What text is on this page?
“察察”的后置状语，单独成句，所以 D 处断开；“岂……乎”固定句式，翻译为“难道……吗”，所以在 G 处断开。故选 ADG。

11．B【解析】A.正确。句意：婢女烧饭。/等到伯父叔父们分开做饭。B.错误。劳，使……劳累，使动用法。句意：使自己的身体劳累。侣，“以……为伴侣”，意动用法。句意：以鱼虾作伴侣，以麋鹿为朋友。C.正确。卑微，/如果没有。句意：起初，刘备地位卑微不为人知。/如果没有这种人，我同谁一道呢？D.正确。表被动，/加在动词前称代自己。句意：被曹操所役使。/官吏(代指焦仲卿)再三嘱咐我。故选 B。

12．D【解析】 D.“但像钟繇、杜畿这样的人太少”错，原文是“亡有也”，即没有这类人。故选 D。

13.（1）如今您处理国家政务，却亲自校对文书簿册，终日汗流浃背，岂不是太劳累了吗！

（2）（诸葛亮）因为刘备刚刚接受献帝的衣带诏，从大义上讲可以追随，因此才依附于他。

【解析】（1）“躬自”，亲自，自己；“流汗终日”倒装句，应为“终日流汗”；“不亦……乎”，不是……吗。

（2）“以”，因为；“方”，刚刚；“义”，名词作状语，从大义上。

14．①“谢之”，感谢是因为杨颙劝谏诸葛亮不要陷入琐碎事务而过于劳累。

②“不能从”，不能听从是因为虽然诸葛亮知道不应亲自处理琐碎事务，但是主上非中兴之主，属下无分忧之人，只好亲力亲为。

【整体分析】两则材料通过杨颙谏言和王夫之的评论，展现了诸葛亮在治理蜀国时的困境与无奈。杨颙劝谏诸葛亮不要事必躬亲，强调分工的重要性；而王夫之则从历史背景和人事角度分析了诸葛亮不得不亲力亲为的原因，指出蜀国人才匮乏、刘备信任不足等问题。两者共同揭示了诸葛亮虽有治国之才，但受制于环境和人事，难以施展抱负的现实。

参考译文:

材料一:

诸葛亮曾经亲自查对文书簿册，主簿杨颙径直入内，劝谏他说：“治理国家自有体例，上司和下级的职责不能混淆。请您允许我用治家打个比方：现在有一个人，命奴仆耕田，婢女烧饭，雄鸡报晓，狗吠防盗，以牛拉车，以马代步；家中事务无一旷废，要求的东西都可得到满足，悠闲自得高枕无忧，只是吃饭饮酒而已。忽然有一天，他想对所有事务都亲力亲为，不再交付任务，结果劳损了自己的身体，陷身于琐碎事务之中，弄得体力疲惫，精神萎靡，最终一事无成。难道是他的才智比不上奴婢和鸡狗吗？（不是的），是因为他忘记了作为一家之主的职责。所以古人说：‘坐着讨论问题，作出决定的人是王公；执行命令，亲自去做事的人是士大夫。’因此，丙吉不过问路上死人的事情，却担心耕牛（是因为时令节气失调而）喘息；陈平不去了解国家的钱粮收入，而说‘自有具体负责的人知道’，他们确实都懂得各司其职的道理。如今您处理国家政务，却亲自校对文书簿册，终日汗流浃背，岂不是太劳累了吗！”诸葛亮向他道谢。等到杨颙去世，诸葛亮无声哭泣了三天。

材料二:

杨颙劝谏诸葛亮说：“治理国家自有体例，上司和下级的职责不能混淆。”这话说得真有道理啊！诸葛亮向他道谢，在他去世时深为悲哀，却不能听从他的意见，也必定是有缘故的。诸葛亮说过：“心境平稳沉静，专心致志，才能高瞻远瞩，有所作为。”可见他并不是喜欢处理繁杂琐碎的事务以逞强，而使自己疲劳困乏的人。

┄┄┄┄┄┄┄┄┄┄

▶ [EXERCISE DIRECTIONS]:
Recopy the whole listing exactly.

▶ [REPLY]:
What text is on this page?
“察察”的后置状语，单独成句，所以 D 处断开；“岂……乎”固定句式，翻译为“难道……吗”，所以在 G 处断开。故选 ADG。

11．B【解析】A.正确。句意：婢女烧饭。/等到伯父叔父们分开做饭。B.错误。劳，使……劳累，使动用法。句意：使自己的身体劳累。侣，“以……为伴侣”，意动用法。句意：以鱼虾作伴侣，以麋鹿为朋友。C.正确。卑微，/如果没有。句意：起初，刘备地位卑微不为人知。/如果没有这种人，我同谁一道呢？D.正确。表被动，/加在动词前称代自己。句意：被曹操所役使。/官吏(代指焦仲卿)再三嘱咐我。故选 B。

12．D【解析】 D.“但像钟繇、杜畿这样的人太少”错，原文是“亡有也”，即没有这类人。故选 D。

13.（1）如今您处理国家政务，却亲自校对文书簿册，终日汗流浃背，岂不是太劳累了吗！

（2）（诸葛亮）因为刘备刚刚接受献帝的衣带诏，从大义上讲可以追随，因此才依附于他。

【解析】（1）“躬自”，亲自，自己；“流汗终日”倒装句，应为“终日流汗”；“不亦……乎”，不是……吗。

（2）“以”，因为；“方”，刚刚；“义”，名词作状语，从大义上。

14．①“谢之”，感谢是因为杨颙劝谏诸葛亮不要陷入琐碎事务而过于劳累。

②“不能从”，不能听从是因为虽然诸葛亮知道不应亲自处理琐碎事务，但是主上非中兴之主，属下无分忧之人，只好亲力亲为。

【整体分析】两则材料通过杨颙谏言和王夫之的评论，展现了诸葛亮在治理蜀国时的困境与无奈。杨颙劝谏诸葛亮不要事必躬亲，强调分工的重要性；而王夫之则从历史背景和人事角度分析了诸葛亮不得不亲力亲为的原因，指出蜀国人才匮乏、刘备信任不足等问题。两者共同揭示了诸葛亮虽有治国之才，但受制于环境和人事，难以施展抱负的现实。

参考译文:

材料一:

诸葛亮曾经亲自查对文书簿册，主簿杨颙径直入内，劝谏他说：“治理国家自有体例，上司和下级的职责不能混淆。请您允许我用治家打个比方：现在有一个人，命奴仆耕田，婢女烧饭，雄鸡报晓，狗吠防盗，以牛拉车，以马代步；家中事务无一旷废，要求的东西都可得到满足，悠闲自得高枕无忧，只是吃饭饮酒而已。忽然有一天，他想对所有事务都亲力亲为，不再交付任务，结果劳损了自己的身体，陷身于琐碎事务之中，弄得体力疲惫，精神萎靡，最终一事无成。难道是他的才智比不上奴婢和鸡狗吗？（不是的），是因为他忘记了作为一家之主的职责。所以古人说：‘坐着讨论问题，作出决定的人是王公；执行命令，亲自去做事的人是士大夫。’因此，丙吉不过问路上死人的事情，却担心耕牛（是因为时令节气失调而）喘息；陈平不去了解国家的钱粮收入，而说‘自有具体负责的人知道’，他们确实都懂得各司其职的道理。如今您处理国家政务，却亲自校对文书簿册，终日汗流浃背，岂不是太劳累了吗！”诸葛亮向他道谢。等到杨颙去世，诸葛亮无声哭泣了三天。

材料二:

杨颙劝谏诸葛亮说：“治理国家自有体例，上司和下级的职责不能混淆。”这话说得真有道理啊！诸葛亮向他道谢，在他去世时深为悲哀，却不能听从他的意见，也必定是有缘故的。诸葛亮说过：“心境平稳沉静，专心致志，才能高瞻远瞩，有所作为。”可见他并不是喜欢处理繁杂琐碎的事务以逞强，而使自己疲劳困乏的人。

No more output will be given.